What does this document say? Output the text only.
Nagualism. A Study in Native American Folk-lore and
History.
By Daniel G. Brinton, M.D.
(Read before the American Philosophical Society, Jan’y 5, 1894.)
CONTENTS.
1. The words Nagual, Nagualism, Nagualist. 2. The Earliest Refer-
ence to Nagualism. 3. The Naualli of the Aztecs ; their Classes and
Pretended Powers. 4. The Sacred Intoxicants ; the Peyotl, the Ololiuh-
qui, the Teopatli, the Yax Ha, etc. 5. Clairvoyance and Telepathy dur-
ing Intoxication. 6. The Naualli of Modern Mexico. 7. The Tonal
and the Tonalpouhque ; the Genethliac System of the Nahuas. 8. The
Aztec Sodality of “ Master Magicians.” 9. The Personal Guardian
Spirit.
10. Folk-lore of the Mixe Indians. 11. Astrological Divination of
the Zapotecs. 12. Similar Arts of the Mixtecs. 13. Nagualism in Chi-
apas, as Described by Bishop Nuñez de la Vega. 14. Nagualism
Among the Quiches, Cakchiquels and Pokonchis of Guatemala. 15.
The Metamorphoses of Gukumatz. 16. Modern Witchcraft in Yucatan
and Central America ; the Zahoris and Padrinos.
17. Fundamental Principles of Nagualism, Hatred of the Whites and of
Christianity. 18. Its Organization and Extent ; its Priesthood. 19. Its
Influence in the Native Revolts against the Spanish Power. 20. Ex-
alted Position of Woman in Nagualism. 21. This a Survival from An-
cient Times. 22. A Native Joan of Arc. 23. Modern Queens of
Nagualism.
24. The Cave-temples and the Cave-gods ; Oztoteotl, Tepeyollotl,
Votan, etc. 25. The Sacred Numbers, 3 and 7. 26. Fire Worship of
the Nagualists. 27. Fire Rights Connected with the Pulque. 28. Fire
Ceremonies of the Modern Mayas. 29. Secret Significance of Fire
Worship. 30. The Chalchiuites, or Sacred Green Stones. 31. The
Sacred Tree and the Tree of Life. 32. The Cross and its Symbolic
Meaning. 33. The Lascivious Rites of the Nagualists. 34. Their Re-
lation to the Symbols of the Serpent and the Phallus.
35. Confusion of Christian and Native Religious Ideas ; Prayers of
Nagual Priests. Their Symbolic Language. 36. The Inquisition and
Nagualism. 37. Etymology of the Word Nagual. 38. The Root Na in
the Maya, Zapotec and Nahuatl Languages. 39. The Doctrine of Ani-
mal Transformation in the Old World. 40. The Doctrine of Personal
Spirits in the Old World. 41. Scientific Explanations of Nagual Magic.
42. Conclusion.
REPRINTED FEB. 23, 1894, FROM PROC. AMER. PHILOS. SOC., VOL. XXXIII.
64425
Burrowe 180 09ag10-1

> [Goal]: Find the lines above that contain the word "Native" and collect them.

> [Response below]:
Nagualism. A Study in Native American Folk-lore and
Influence in the Native Revolts against the Spanish Power. 20. Ex-
cient Times. 22. A Native Joan of Arc. 23. Modern Queens of
35. Confusion of Christian and Native Religious Ideas ; Prayers of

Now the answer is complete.